# Task
Retype everything in the listing, leaving each line exactly as it is.

────────────────────────────────────────

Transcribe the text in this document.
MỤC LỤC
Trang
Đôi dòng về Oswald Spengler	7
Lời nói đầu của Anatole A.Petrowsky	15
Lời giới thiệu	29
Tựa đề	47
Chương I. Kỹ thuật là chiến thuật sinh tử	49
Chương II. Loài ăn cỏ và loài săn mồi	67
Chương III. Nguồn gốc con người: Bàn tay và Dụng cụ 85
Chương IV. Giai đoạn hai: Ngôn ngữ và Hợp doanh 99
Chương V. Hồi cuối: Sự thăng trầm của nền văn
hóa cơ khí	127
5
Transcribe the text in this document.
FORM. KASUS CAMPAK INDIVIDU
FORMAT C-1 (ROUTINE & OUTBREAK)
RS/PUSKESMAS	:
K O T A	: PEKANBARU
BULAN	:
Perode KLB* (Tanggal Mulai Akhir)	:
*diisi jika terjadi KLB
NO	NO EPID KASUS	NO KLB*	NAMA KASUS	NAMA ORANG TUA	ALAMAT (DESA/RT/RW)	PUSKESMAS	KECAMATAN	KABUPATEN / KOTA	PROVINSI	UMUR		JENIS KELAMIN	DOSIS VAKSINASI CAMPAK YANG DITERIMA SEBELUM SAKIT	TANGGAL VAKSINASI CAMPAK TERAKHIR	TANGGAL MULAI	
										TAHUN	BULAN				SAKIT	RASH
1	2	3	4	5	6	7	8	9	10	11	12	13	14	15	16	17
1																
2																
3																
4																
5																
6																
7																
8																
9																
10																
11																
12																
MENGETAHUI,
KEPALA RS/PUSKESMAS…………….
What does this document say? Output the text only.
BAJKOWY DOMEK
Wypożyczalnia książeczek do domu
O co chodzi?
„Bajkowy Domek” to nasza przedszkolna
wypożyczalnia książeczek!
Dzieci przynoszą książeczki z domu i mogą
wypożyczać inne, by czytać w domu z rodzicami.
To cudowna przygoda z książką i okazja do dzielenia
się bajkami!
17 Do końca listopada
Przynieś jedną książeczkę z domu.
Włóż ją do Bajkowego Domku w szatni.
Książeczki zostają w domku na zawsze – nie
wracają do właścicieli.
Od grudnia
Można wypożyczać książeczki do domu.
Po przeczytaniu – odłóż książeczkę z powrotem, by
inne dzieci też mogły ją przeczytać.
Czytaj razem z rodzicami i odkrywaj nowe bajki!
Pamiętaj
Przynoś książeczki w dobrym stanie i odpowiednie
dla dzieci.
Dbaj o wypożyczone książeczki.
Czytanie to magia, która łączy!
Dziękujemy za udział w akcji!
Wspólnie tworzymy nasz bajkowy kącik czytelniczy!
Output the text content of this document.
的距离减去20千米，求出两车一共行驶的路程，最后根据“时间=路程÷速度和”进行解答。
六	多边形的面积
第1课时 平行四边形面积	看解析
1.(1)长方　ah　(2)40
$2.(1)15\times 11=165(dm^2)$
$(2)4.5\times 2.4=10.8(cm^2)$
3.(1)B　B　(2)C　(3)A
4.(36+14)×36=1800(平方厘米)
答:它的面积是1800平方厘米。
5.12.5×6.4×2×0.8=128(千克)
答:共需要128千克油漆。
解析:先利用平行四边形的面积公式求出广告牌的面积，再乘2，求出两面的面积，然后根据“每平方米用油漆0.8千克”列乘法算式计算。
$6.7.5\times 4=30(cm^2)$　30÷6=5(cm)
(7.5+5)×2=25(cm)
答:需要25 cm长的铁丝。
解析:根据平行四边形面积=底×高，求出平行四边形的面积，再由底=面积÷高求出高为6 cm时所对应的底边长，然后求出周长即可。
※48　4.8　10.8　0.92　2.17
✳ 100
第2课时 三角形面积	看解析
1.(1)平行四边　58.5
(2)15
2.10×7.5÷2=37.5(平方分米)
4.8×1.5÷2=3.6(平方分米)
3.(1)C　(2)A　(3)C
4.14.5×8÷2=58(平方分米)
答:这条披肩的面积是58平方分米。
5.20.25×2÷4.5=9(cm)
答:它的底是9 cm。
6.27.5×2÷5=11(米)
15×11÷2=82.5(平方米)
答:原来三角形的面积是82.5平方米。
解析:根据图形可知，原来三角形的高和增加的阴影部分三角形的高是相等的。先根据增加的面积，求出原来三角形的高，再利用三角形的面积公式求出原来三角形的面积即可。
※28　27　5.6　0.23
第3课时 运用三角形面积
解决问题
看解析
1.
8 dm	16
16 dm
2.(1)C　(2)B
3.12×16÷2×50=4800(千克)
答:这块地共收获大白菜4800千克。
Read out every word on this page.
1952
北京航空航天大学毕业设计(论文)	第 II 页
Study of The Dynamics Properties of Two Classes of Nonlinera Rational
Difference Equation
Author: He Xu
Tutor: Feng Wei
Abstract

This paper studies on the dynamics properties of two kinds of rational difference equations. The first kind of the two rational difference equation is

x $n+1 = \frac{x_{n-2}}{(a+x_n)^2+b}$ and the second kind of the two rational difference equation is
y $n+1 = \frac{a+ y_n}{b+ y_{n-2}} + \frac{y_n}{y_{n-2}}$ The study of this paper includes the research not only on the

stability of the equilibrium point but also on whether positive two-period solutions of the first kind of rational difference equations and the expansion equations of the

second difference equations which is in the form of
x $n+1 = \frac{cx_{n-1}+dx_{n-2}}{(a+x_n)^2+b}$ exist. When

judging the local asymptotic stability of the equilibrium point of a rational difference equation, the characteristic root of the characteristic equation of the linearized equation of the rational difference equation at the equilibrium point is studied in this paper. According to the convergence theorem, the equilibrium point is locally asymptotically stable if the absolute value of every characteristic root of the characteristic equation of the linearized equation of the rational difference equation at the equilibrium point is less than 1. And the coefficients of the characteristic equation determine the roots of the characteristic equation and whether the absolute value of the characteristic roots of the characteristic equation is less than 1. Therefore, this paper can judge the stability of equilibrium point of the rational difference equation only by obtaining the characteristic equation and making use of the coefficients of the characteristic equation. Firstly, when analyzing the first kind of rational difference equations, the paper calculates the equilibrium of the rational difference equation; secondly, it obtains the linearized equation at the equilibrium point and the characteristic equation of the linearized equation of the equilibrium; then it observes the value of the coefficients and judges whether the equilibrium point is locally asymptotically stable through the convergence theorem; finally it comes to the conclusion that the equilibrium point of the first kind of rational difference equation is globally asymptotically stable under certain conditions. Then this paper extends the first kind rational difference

────────────────────────────────────────

# Response to the exercise
Transcribe the text in this document.
MỤC LỤC
Trang
Đôi dòng về Oswald Spengler	7
Lời nói đầu của Anatole A.Petrowsky	15
Lời giới thiệu	29
Tựa đề	47
Chương I. Kỹ thuật là chiến thuật sinh tử	49
Chương II. Loài ăn cỏ và loài săn mồi	67
Chương III. Nguồn gốc con người: Bàn tay và Dụng cụ 85
Chương IV. Giai đoạn hai: Ngôn ngữ và Hợp doanh 99
Chương V. Hồi cuối: Sự thăng trầm của nền văn
hóa cơ khí	127
5
Transcribe the text in this document.
FORM. KASUS CAMPAK INDIVIDU
FORMAT C-1 (ROUTINE & OUTBREAK)
RS/PUSKESMAS	:
K O T A	: PEKANBARU
BULAN	:
Perode KLB* (Tanggal Mulai Akhir)	:
*diisi jika terjadi KLB
NO	NO EPID KASUS	NO KLB*	NAMA KASUS	NAMA ORANG TUA	ALAMAT (DESA/RT/RW)	PUSKESMAS	KECAMATAN	KABUPATEN / KOTA	PROVINSI	UMUR		JENIS KELAMIN	DOSIS VAKSINASI CAMPAK YANG DITERIMA SEBELUM SAKIT	TANGGAL VAKSINASI CAMPAK TERAKHIR	TANGGAL MULAI	
										TAHUN	BULAN				SAKIT	RASH
1	2	3	4	5	6	7	8	9	10	11	12	13	14	15	16	17
1																
2																
3																
4																
5																
6																
7																
8																
9																
10																
11																
12																
MENGETAHUI,
KEPALA RS/PUSKESMAS…………….
What does this document say? Output the text only.
BAJKOWY DOMEK
Wypożyczalnia książeczek do domu
O co chodzi?
„Bajkowy Domek” to nasza przedszkolna
wypożyczalnia książeczek!
Dzieci przynoszą książeczki z domu i mogą
wypożyczać inne, by czytać w domu z rodzicami.
To cudowna przygoda z książką i okazja do dzielenia
się bajkami!
17 Do końca listopada
Przynieś jedną książeczkę z domu.
Włóż ją do Bajkowego Domku w szatni.
Książeczki zostają w domku na zawsze – nie
wracają do właścicieli.
Od grudnia
Można wypożyczać książeczki do domu.
Po przeczytaniu – odłóż książeczkę z powrotem, by
inne dzieci też mogły ją przeczytać.
Czytaj razem z rodzicami i odkrywaj nowe bajki!
Pamiętaj
Przynoś książeczki w dobrym stanie i odpowiednie
dla dzieci.
Dbaj o wypożyczone książeczki.
Czytanie to magia, która łączy!
Dziękujemy za udział w akcji!
Wspólnie tworzymy nasz bajkowy kącik czytelniczy!
Output the text content of this document.
的距离减去20千米，求出两车一共行驶的路程，最后根据“时间=路程÷速度和”进行解答。
六	多边形的面积
第1课时 平行四边形面积	看解析
1.(1)长方　ah　(2)40
$2.(1)15\times 11=165(dm^2)$
$(2)4.5\times 2.4=10.8(cm^2)$
3.(1)B　B　(2)C　(3)A
4.(36+14)×36=1800(平方厘米)
答:它的面积是1800平方厘米。
5.12.5×6.4×2×0.8=128(千克)
答:共需要128千克油漆。
解析:先利用平行四边形的面积公式求出广告牌的面积，再乘2，求出两面的面积，然后根据“每平方米用油漆0.8千克”列乘法算式计算。
$6.7.5\times 4=30(cm^2)$　30÷6=5(cm)
(7.5+5)×2=25(cm)
答:需要25 cm长的铁丝。
解析:根据平行四边形面积=底×高，求出平行四边形的面积，再由底=面积÷高求出高为6 cm时所对应的底边长，然后求出周长即可。
※48　4.8　10.8　0.92　2.17
✳ 100
第2课时 三角形面积	看解析
1.(1)平行四边　58.5
(2)15
2.10×7.5÷2=37.5(平方分米)
4.8×1.5÷2=3.6(平方分米)
3.(1)C　(2)A　(3)C
4.14.5×8÷2=58(平方分米)
答:这条披肩的面积是58平方分米。
5.20.25×2÷4.5=9(cm)
答:它的底是9 cm。
6.27.5×2÷5=11(米)
15×11÷2=82.5(平方米)
答:原来三角形的面积是82.5平方米。
解析:根据图形可知，原来三角形的高和增加的阴影部分三角形的高是相等的。先根据增加的面积，求出原来三角形的高，再利用三角形的面积公式求出原来三角形的面积即可。
※28　27　5.6　0.23
第3课时 运用三角形面积
解决问题
看解析
1.
8 dm	16
16 dm
2.(1)C　(2)B
3.12×16÷2×50=4800(千克)
答:这块地共收获大白菜4800千克。
Read out every word on this page.
1952
北京航空航天大学毕业设计(论文)	第 II 页
Study of The Dynamics Properties of Two Classes of Nonlinera Rational
Difference Equation
Author: He Xu
Tutor: Feng Wei
Abstract

This paper studies on the dynamics properties of two kinds of rational difference equations. The first kind of the two rational difference equation is

x $n+1 = \frac{x_{n-2}}{(a+x_n)^2+b}$ and the second kind of the two rational difference equation is
y $n+1 = \frac{a+ y_n}{b+ y_{n-2}} + \frac{y_n}{y_{n-2}}$ The study of this paper includes the research not only on the

stability of the equilibrium point but also on whether positive two-period solutions of the first kind of rational difference equations and the expansion equations of the

second difference equations which is in the form of
x $n+1 = \frac{cx_{n-1}+dx_{n-2}}{(a+x_n)^2+b}$ exist. When

judging the local asymptotic stability of the equilibrium point of a rational difference equation, the characteristic root of the characteristic equation of the linearized equation of the rational difference equation at the equilibrium point is studied in this paper. According to the convergence theorem, the equilibrium point is locally asymptotically stable if the absolute value of every characteristic root of the characteristic equation of the linearized equation of the rational difference equation at the equilibrium point is less than 1. And the coefficients of the characteristic equation determine the roots of the characteristic equation and whether the absolute value of the characteristic roots of the characteristic equation is less than 1. Therefore, this paper can judge the stability of equilibrium point of the rational difference equation only by obtaining the characteristic equation and making use of the coefficients of the characteristic equation. Firstly, when analyzing the first kind of rational difference equations, the paper calculates the equilibrium of the rational difference equation; secondly, it obtains the linearized equation at the equilibrium point and the characteristic equation of the linearized equation of the equilibrium; then it observes the value of the coefficients and judges whether the equilibrium point is locally asymptotically stable through the convergence theorem; finally it comes to the conclusion that the equilibrium point of the first kind of rational difference equation is globally asymptotically stable under certain conditions. Then this paper extends the first kind rational difference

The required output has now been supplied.